*Job*. Copy the records below exactly, leaving out any pictures.

*Dataset records on visual material*.
[start]

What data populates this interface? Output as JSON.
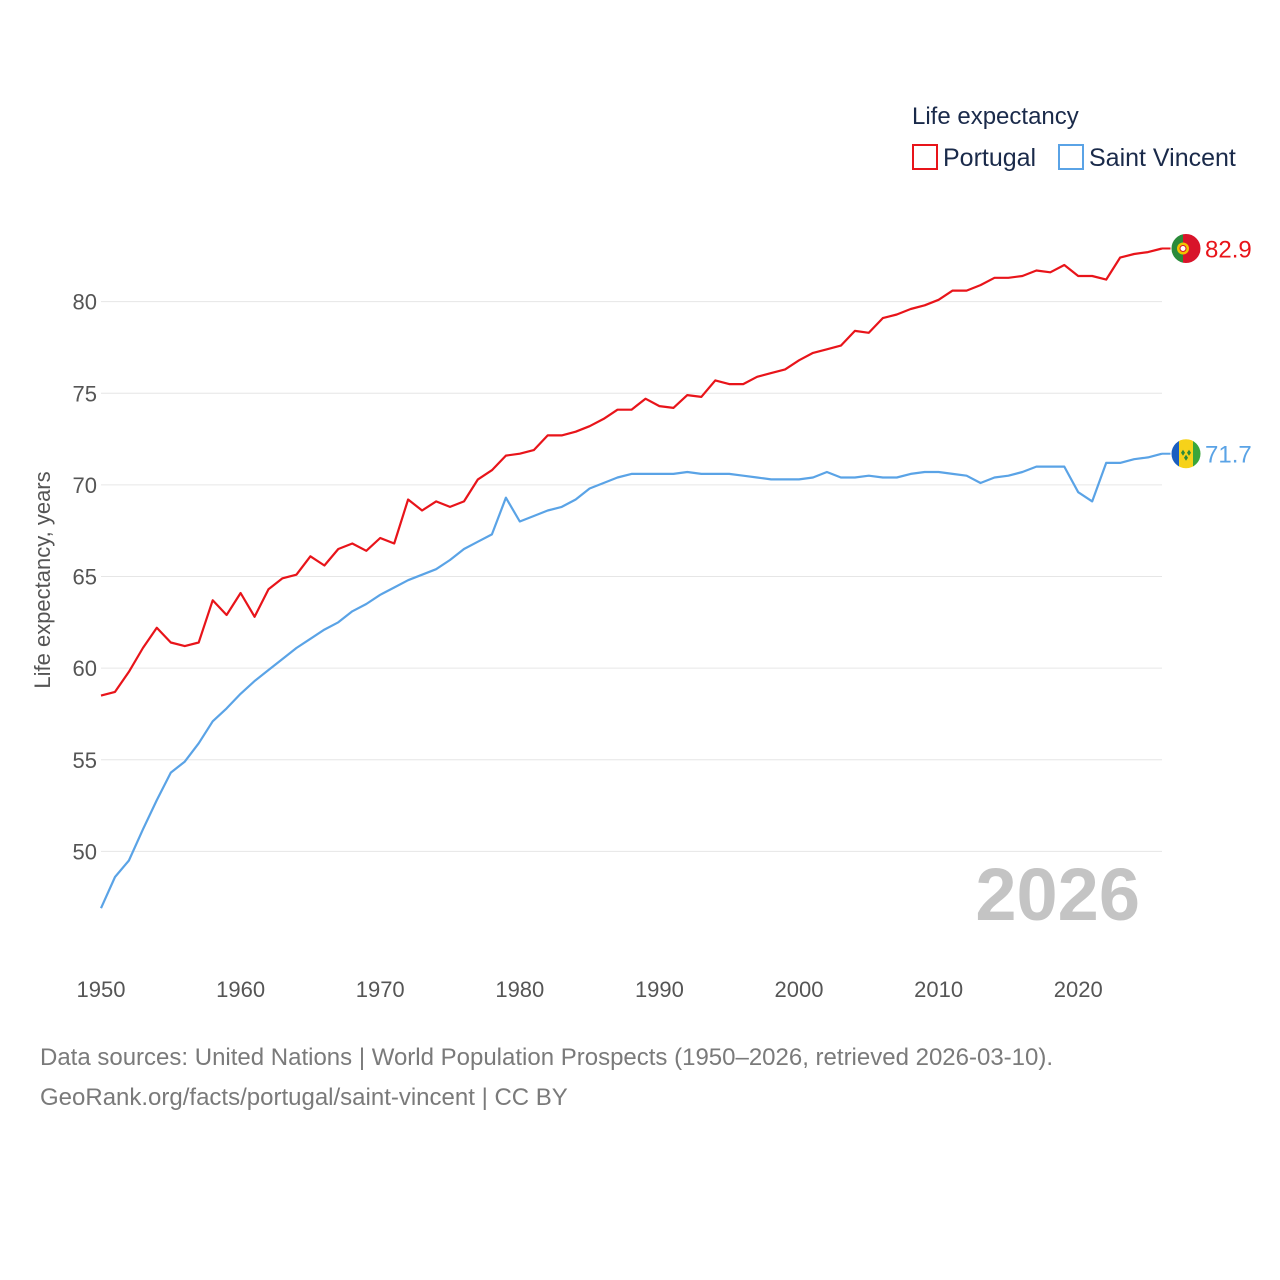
{
  "chart_data": {
    "type": "line",
    "ylabel": "Life expectancy, years",
    "xlabel": "",
    "xlim": [
      1950,
      2026
    ],
    "ylim": [
      45,
      85
    ],
    "yticks": [
      50,
      55,
      60,
      65,
      70,
      75,
      80
    ],
    "xticks": [
      1950,
      1960,
      1970,
      1980,
      1990,
      2000,
      2010,
      2020
    ],
    "legend_title": "Life expectancy",
    "legend_position": "top-right",
    "current_year": "2026",
    "x": [
      1950,
      1951,
      1952,
      1953,
      1954,
      1955,
      1956,
      1957,
      1958,
      1959,
      1960,
      1961,
      1962,
      1963,
      1964,
      1965,
      1966,
      1967,
      1968,
      1969,
      1970,
      1971,
      1972,
      1973,
      1974,
      1975,
      1976,
      1977,
      1978,
      1979,
      1980,
      1981,
      1982,
      1983,
      1984,
      1985,
      1986,
      1987,
      1988,
      1989,
      1990,
      1991,
      1992,
      1993,
      1994,
      1995,
      1996,
      1997,
      1998,
      1999,
      2000,
      2001,
      2002,
      2003,
      2004,
      2005,
      2006,
      2007,
      2008,
      2009,
      2010,
      2011,
      2012,
      2013,
      2014,
      2015,
      2016,
      2017,
      2018,
      2019,
      2020,
      2021,
      2022,
      2023,
      2024,
      2025,
      2026
    ],
    "series": [
      {
        "name": "Portugal",
        "color": "#e8141a",
        "end_label": "82.9",
        "flag": "portugal-flag",
        "values": [
          58.5,
          58.7,
          59.8,
          61.1,
          62.2,
          61.4,
          61.2,
          61.4,
          63.7,
          62.9,
          64.1,
          62.8,
          64.3,
          64.9,
          65.1,
          66.1,
          65.6,
          66.5,
          66.8,
          66.4,
          67.1,
          66.8,
          69.2,
          68.6,
          69.1,
          68.8,
          69.1,
          70.3,
          70.8,
          71.6,
          71.7,
          71.9,
          72.7,
          72.7,
          72.9,
          73.2,
          73.6,
          74.1,
          74.1,
          74.7,
          74.3,
          74.2,
          74.9,
          74.8,
          75.7,
          75.5,
          75.5,
          75.9,
          76.1,
          76.3,
          76.8,
          77.2,
          77.4,
          77.6,
          78.4,
          78.3,
          79.1,
          79.3,
          79.6,
          79.8,
          80.1,
          80.6,
          80.6,
          80.9,
          81.3,
          81.3,
          81.4,
          81.7,
          81.6,
          82.0,
          81.4,
          81.4,
          81.2,
          82.4,
          82.6,
          82.7,
          82.9
        ]
      },
      {
        "name": "Saint Vincent",
        "color": "#5aa3e6",
        "end_label": "71.7",
        "flag": "saint-vincent-flag",
        "values": [
          46.9,
          48.6,
          49.5,
          51.2,
          52.8,
          54.3,
          54.9,
          55.9,
          57.1,
          57.8,
          58.6,
          59.3,
          59.9,
          60.5,
          61.1,
          61.6,
          62.1,
          62.5,
          63.1,
          63.5,
          64.0,
          64.4,
          64.8,
          65.1,
          65.4,
          65.9,
          66.5,
          66.9,
          67.3,
          69.3,
          68.0,
          68.3,
          68.6,
          68.8,
          69.2,
          69.8,
          70.1,
          70.4,
          70.6,
          70.6,
          70.6,
          70.6,
          70.7,
          70.6,
          70.6,
          70.6,
          70.5,
          70.4,
          70.3,
          70.3,
          70.3,
          70.4,
          70.7,
          70.4,
          70.4,
          70.5,
          70.4,
          70.4,
          70.6,
          70.7,
          70.7,
          70.6,
          70.5,
          70.1,
          70.4,
          70.5,
          70.7,
          71.0,
          71.0,
          71.0,
          69.6,
          69.1,
          71.2,
          71.2,
          71.4,
          71.5,
          71.7
        ]
      }
    ]
  },
  "source_line_1": "Data sources: United Nations | World Population Prospects (1950–2026, retrieved 2026-03-10).",
  "source_line_2": "GeoRank.org/facts/portugal/saint-vincent | CC BY"
}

[end]

*Task solution*.
What data populates this interface? Output as JSON.
{
  "chart_data": {
    "type": "line",
    "ylabel": "Life expectancy, years",
    "xlabel": "",
    "xlim": [
      1950,
      2026
    ],
    "ylim": [
      45,
      85
    ],
    "yticks": [
      50,
      55,
      60,
      65,
      70,
      75,
      80
    ],
    "xticks": [
      1950,
      1960,
      1970,
      1980,
      1990,
      2000,
      2010,
      2020
    ],
    "legend_title": "Life expectancy",
    "legend_position": "top-right",
    "current_year": "2026",
    "x": [
      1950,
      1951,
      1952,
      1953,
      1954,
      1955,
      1956,
      1957,
      1958,
      1959,
      1960,
      1961,
      1962,
      1963,
      1964,
      1965,
      1966,
      1967,
      1968,
      1969,
      1970,
      1971,
      1972,
      1973,
      1974,
      1975,
      1976,
      1977,
      1978,
      1979,
      1980,
      1981,
      1982,
      1983,
      1984,
      1985,
      1986,
      1987,
      1988,
      1989,
      1990,
      1991,
      1992,
      1993,
      1994,
      1995,
      1996,
      1997,
      1998,
      1999,
      2000,
      2001,
      2002,
      2003,
      2004,
      2005,
      2006,
      2007,
      2008,
      2009,
      2010,
      2011,
      2012,
      2013,
      2014,
      2015,
      2016,
      2017,
      2018,
      2019,
      2020,
      2021,
      2022,
      2023,
      2024,
      2025,
      2026
    ],
    "series": [
      {
        "name": "Portugal",
        "color": "#e8141a",
        "end_label": "82.9",
        "flag": "portugal-flag",
        "values": [
          58.5,
          58.7,
          59.8,
          61.1,
          62.2,
          61.4,
          61.2,
          61.4,
          63.7,
          62.9,
          64.1,
          62.8,
          64.3,
          64.9,
          65.1,
          66.1,
          65.6,
          66.5,
          66.8,
          66.4,
          67.1,
          66.8,
          69.2,
          68.6,
          69.1,
          68.8,
          69.1,
          70.3,
          70.8,
          71.6,
          71.7,
          71.9,
          72.7,
          72.7,
          72.9,
          73.2,
          73.6,
          74.1,
          74.1,
          74.7,
          74.3,
          74.2,
          74.9,
          74.8,
          75.7,
          75.5,
          75.5,
          75.9,
          76.1,
          76.3,
          76.8,
          77.2,
          77.4,
          77.6,
          78.4,
          78.3,
          79.1,
          79.3,
          79.6,
          79.8,
          80.1,
          80.6,
          80.6,
          80.9,
          81.3,
          81.3,
          81.4,
          81.7,
          81.6,
          82.0,
          81.4,
          81.4,
          81.2,
          82.4,
          82.6,
          82.7,
          82.9
        ]
      },
      {
        "name": "Saint Vincent",
        "color": "#5aa3e6",
        "end_label": "71.7",
        "flag": "saint-vincent-flag",
        "values": [
          46.9,
          48.6,
          49.5,
          51.2,
          52.8,
          54.3,
          54.9,
          55.9,
          57.1,
          57.8,
          58.6,
          59.3,
          59.9,
          60.5,
          61.1,
          61.6,
          62.1,
          62.5,
          63.1,
          63.5,
          64.0,
          64.4,
          64.8,
          65.1,
          65.4,
          65.9,
          66.5,
          66.9,
          67.3,
          69.3,
          68.0,
          68.3,
          68.6,
          68.8,
          69.2,
          69.8,
          70.1,
          70.4,
          70.6,
          70.6,
          70.6,
          70.6,
          70.7,
          70.6,
          70.6,
          70.6,
          70.5,
          70.4,
          70.3,
          70.3,
          70.3,
          70.4,
          70.7,
          70.4,
          70.4,
          70.5,
          70.4,
          70.4,
          70.6,
          70.7,
          70.7,
          70.6,
          70.5,
          70.1,
          70.4,
          70.5,
          70.7,
          71.0,
          71.0,
          71.0,
          69.6,
          69.1,
          71.2,
          71.2,
          71.4,
          71.5,
          71.7
        ]
      }
    ]
  },
  "source_line_1": "Data sources: United Nations | World Population Prospects (1950–2026, retrieved 2026-03-10).",
  "source_line_2": "GeoRank.org/facts/portugal/saint-vincent | CC BY"
}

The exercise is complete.